[Material for the task]
=======

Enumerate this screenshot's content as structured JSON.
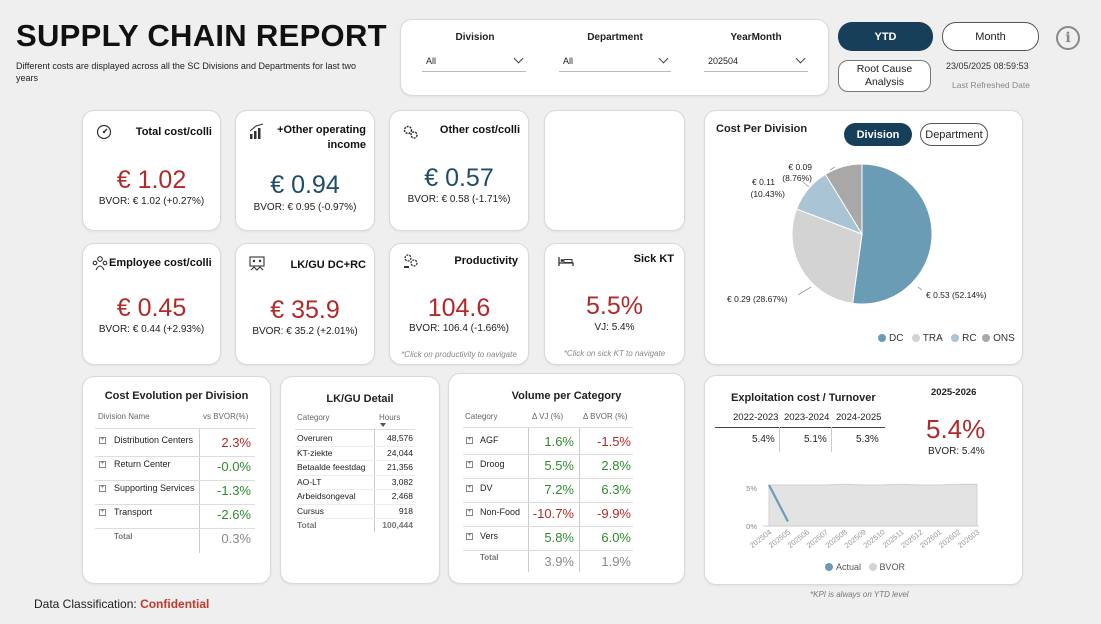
{
  "header": {
    "title": "SUPPLY CHAIN REPORT",
    "subtitle": "Different costs are displayed across all the SC Divisions and Departments for last two years"
  },
  "filters": {
    "division": {
      "label": "Division",
      "value": "All"
    },
    "department": {
      "label": "Department",
      "value": "All"
    },
    "yearmonth": {
      "label": "YearMonth",
      "value": "202504"
    }
  },
  "buttons": {
    "ytd": "YTD",
    "month": "Month",
    "root_cause": "Root Cause Analysis",
    "info": "i"
  },
  "refresh": {
    "datetime": "23/05/2025 08:59:53",
    "label": "Last Refreshed Date"
  },
  "kpis": {
    "total_cost": {
      "title": "Total cost/colli",
      "value": "€ 1.02",
      "bvor": "BVOR: € 1.02 (+0.27%)"
    },
    "other_income": {
      "title": "+Other operating income",
      "value": "€ 0.94",
      "bvor": "BVOR: € 0.95 (-0.97%)"
    },
    "other_cost": {
      "title": "Other cost/colli",
      "value": "€ 0.57",
      "bvor": "BVOR: € 0.58 (-1.71%)"
    },
    "employee_cost": {
      "title": "Employee cost/colli",
      "value": "€ 0.45",
      "bvor": "BVOR: € 0.44 (+2.93%)"
    },
    "lkgu": {
      "title": "LK/GU DC+RC",
      "value": "€ 35.9",
      "bvor": "BVOR: € 35.2 (+2.01%)"
    },
    "productivity": {
      "title": "Productivity",
      "value": "104.6",
      "bvor": "BVOR: 106.4 (-1.66%)",
      "note": "*Click on productivity to navigate"
    },
    "sick": {
      "title": "Sick KT",
      "value": "5.5%",
      "bvor": "VJ: 5.4%",
      "note": "*Click on sick KT to navigate"
    }
  },
  "pie": {
    "title": "Cost Per Division",
    "toggle_division": "Division",
    "toggle_department": "Department",
    "labels": {
      "dc": "€ 0.53 (52.14%)",
      "tra": "€ 0.29 (28.67%)",
      "rc_value": "€ 0.11",
      "rc_pct": "(10.43%)",
      "ons_value": "€ 0.09",
      "ons_pct": "(8.76%)"
    },
    "legend": [
      "DC",
      "TRA",
      "RC",
      "ONS"
    ],
    "colors": [
      "#6b9cb6",
      "#d3d3d3",
      "#a9c4d4",
      "#a8a8a8"
    ]
  },
  "chart_data": [
    {
      "type": "pie",
      "title": "Cost Per Division",
      "categories": [
        "DC",
        "TRA",
        "RC",
        "ONS"
      ],
      "values": [
        52.14,
        28.67,
        10.43,
        8.76
      ],
      "amounts": [
        0.53,
        0.29,
        0.11,
        0.09
      ],
      "legend": "bottom-right"
    },
    {
      "type": "area",
      "title": "",
      "x": [
        "202504",
        "202505",
        "202506",
        "202507",
        "202508",
        "202509",
        "202510",
        "202511",
        "202512",
        "202601",
        "202602",
        "202603"
      ],
      "series": [
        {
          "name": "Actual",
          "values": [
            5.4,
            0.6,
            null,
            null,
            null,
            null,
            null,
            null,
            null,
            null,
            null,
            null
          ]
        },
        {
          "name": "BVOR",
          "values": [
            5.4,
            5.4,
            5.4,
            5.4,
            5.5,
            5.4,
            5.4,
            5.5,
            5.4,
            5.4,
            5.5,
            5.5
          ]
        }
      ],
      "ylim": [
        0,
        5
      ],
      "yticks": [
        "0%",
        "5%"
      ],
      "legend": "bottom"
    }
  ],
  "cost_evolution": {
    "title": "Cost Evolution per Division",
    "col_name": "Division Name",
    "col_vs": "vs BVOR(%)",
    "rows": [
      {
        "name": "Distribution Centers",
        "value": "2.3%"
      },
      {
        "name": "Return Center",
        "value": "-0.0%"
      },
      {
        "name": "Supporting Services",
        "value": "-1.3%"
      },
      {
        "name": "Transport",
        "value": "-2.6%"
      }
    ],
    "total_label": "Total",
    "total_value": "0.3%"
  },
  "lkgu_detail": {
    "title": "LK/GU Detail",
    "col_category": "Category",
    "col_hours": "Hours",
    "rows": [
      {
        "name": "Overuren",
        "value": "48,576"
      },
      {
        "name": "KT-ziekte",
        "value": "24,044"
      },
      {
        "name": "Betaalde feestdag",
        "value": "21,356"
      },
      {
        "name": "AO-LT",
        "value": "3,082"
      },
      {
        "name": "Arbeidsongeval",
        "value": "2,468"
      },
      {
        "name": "Cursus",
        "value": "918"
      }
    ],
    "total_label": "Total",
    "total_value": "100,444"
  },
  "volume": {
    "title": "Volume per Category",
    "col_category": "Category",
    "col_vj": "Δ VJ (%)",
    "col_bvor": "Δ BVOR (%)",
    "rows": [
      {
        "name": "AGF",
        "vj": "1.6%",
        "bvor": "-1.5%"
      },
      {
        "name": "Droog",
        "vj": "5.5%",
        "bvor": "2.8%"
      },
      {
        "name": "DV",
        "vj": "7.2%",
        "bvor": "6.3%"
      },
      {
        "name": "Non-Food",
        "vj": "-10.7%",
        "bvor": "-9.9%"
      },
      {
        "name": "Vers",
        "vj": "5.8%",
        "bvor": "6.0%"
      }
    ],
    "total_label": "Total",
    "total_vj": "3.9%",
    "total_bvor": "1.9%"
  },
  "exploitation": {
    "title": "Exploitation cost / Turnover",
    "years": [
      "2022-2023",
      "2023-2024",
      "2024-2025"
    ],
    "year_values": [
      "5.4%",
      "5.1%",
      "5.3%"
    ],
    "current_year": "2025-2026",
    "current_value": "5.4%",
    "current_bvor": "BVOR: 5.4%",
    "y_ticks": [
      "5%",
      "0%"
    ],
    "x_ticks": [
      "202504",
      "202505",
      "202506",
      "202507",
      "202508",
      "202509",
      "202510",
      "202511",
      "202512",
      "202601",
      "202602",
      "202603"
    ],
    "legend_actual": "Actual",
    "legend_bvor": "BVOR",
    "note": "*KPI is always on YTD level"
  },
  "footer": {
    "label": "Data Classification:",
    "value": "Confidential"
  }
}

=======

Write out the entries above verbatim; the pictures do not belong in your copy.

Enumerate this screenshot's content as structured JSON.
{
  "header": {
    "title": "SUPPLY CHAIN REPORT",
    "subtitle": "Different costs are displayed across all the SC Divisions and Departments for last two years"
  },
  "filters": {
    "division": {
      "label": "Division",
      "value": "All"
    },
    "department": {
      "label": "Department",
      "value": "All"
    },
    "yearmonth": {
      "label": "YearMonth",
      "value": "202504"
    }
  },
  "buttons": {
    "ytd": "YTD",
    "month": "Month",
    "root_cause": "Root Cause Analysis",
    "info": "i"
  },
  "refresh": {
    "datetime": "23/05/2025 08:59:53",
    "label": "Last Refreshed Date"
  },
  "kpis": {
    "total_cost": {
      "title": "Total cost/colli",
      "value": "€ 1.02",
      "bvor": "BVOR: € 1.02 (+0.27%)"
    },
    "other_income": {
      "title": "+Other operating income",
      "value": "€ 0.94",
      "bvor": "BVOR: € 0.95 (-0.97%)"
    },
    "other_cost": {
      "title": "Other cost/colli",
      "value": "€ 0.57",
      "bvor": "BVOR: € 0.58 (-1.71%)"
    },
    "employee_cost": {
      "title": "Employee cost/colli",
      "value": "€ 0.45",
      "bvor": "BVOR: € 0.44 (+2.93%)"
    },
    "lkgu": {
      "title": "LK/GU DC+RC",
      "value": "€ 35.9",
      "bvor": "BVOR: € 35.2 (+2.01%)"
    },
    "productivity": {
      "title": "Productivity",
      "value": "104.6",
      "bvor": "BVOR: 106.4 (-1.66%)",
      "note": "*Click on productivity to navigate"
    },
    "sick": {
      "title": "Sick KT",
      "value": "5.5%",
      "bvor": "VJ: 5.4%",
      "note": "*Click on sick KT to navigate"
    }
  },
  "pie": {
    "title": "Cost Per Division",
    "toggle_division": "Division",
    "toggle_department": "Department",
    "labels": {
      "dc": "€ 0.53 (52.14%)",
      "tra": "€ 0.29 (28.67%)",
      "rc_value": "€ 0.11",
      "rc_pct": "(10.43%)",
      "ons_value": "€ 0.09",
      "ons_pct": "(8.76%)"
    },
    "legend": [
      "DC",
      "TRA",
      "RC",
      "ONS"
    ],
    "colors": [
      "#6b9cb6",
      "#d3d3d3",
      "#a9c4d4",
      "#a8a8a8"
    ]
  },
  "chart_data": [
    {
      "type": "pie",
      "title": "Cost Per Division",
      "categories": [
        "DC",
        "TRA",
        "RC",
        "ONS"
      ],
      "values": [
        52.14,
        28.67,
        10.43,
        8.76
      ],
      "amounts": [
        0.53,
        0.29,
        0.11,
        0.09
      ],
      "legend": "bottom-right"
    },
    {
      "type": "area",
      "title": "",
      "x": [
        "202504",
        "202505",
        "202506",
        "202507",
        "202508",
        "202509",
        "202510",
        "202511",
        "202512",
        "202601",
        "202602",
        "202603"
      ],
      "series": [
        {
          "name": "Actual",
          "values": [
            5.4,
            0.6,
            null,
            null,
            null,
            null,
            null,
            null,
            null,
            null,
            null,
            null
          ]
        },
        {
          "name": "BVOR",
          "values": [
            5.4,
            5.4,
            5.4,
            5.4,
            5.5,
            5.4,
            5.4,
            5.5,
            5.4,
            5.4,
            5.5,
            5.5
          ]
        }
      ],
      "ylim": [
        0,
        5
      ],
      "yticks": [
        "0%",
        "5%"
      ],
      "legend": "bottom"
    }
  ],
  "cost_evolution": {
    "title": "Cost Evolution per Division",
    "col_name": "Division Name",
    "col_vs": "vs BVOR(%)",
    "rows": [
      {
        "name": "Distribution Centers",
        "value": "2.3%"
      },
      {
        "name": "Return Center",
        "value": "-0.0%"
      },
      {
        "name": "Supporting Services",
        "value": "-1.3%"
      },
      {
        "name": "Transport",
        "value": "-2.6%"
      }
    ],
    "total_label": "Total",
    "total_value": "0.3%"
  },
  "lkgu_detail": {
    "title": "LK/GU Detail",
    "col_category": "Category",
    "col_hours": "Hours",
    "rows": [
      {
        "name": "Overuren",
        "value": "48,576"
      },
      {
        "name": "KT-ziekte",
        "value": "24,044"
      },
      {
        "name": "Betaalde feestdag",
        "value": "21,356"
      },
      {
        "name": "AO-LT",
        "value": "3,082"
      },
      {
        "name": "Arbeidsongeval",
        "value": "2,468"
      },
      {
        "name": "Cursus",
        "value": "918"
      }
    ],
    "total_label": "Total",
    "total_value": "100,444"
  },
  "volume": {
    "title": "Volume per Category",
    "col_category": "Category",
    "col_vj": "Δ VJ (%)",
    "col_bvor": "Δ BVOR (%)",
    "rows": [
      {
        "name": "AGF",
        "vj": "1.6%",
        "bvor": "-1.5%"
      },
      {
        "name": "Droog",
        "vj": "5.5%",
        "bvor": "2.8%"
      },
      {
        "name": "DV",
        "vj": "7.2%",
        "bvor": "6.3%"
      },
      {
        "name": "Non-Food",
        "vj": "-10.7%",
        "bvor": "-9.9%"
      },
      {
        "name": "Vers",
        "vj": "5.8%",
        "bvor": "6.0%"
      }
    ],
    "total_label": "Total",
    "total_vj": "3.9%",
    "total_bvor": "1.9%"
  },
  "exploitation": {
    "title": "Exploitation cost / Turnover",
    "years": [
      "2022-2023",
      "2023-2024",
      "2024-2025"
    ],
    "year_values": [
      "5.4%",
      "5.1%",
      "5.3%"
    ],
    "current_year": "2025-2026",
    "current_value": "5.4%",
    "current_bvor": "BVOR: 5.4%",
    "y_ticks": [
      "5%",
      "0%"
    ],
    "x_ticks": [
      "202504",
      "202505",
      "202506",
      "202507",
      "202508",
      "202509",
      "202510",
      "202511",
      "202512",
      "202601",
      "202602",
      "202603"
    ],
    "legend_actual": "Actual",
    "legend_bvor": "BVOR",
    "note": "*KPI is always on YTD level"
  },
  "footer": {
    "label": "Data Classification:",
    "value": "Confidential"
  }
}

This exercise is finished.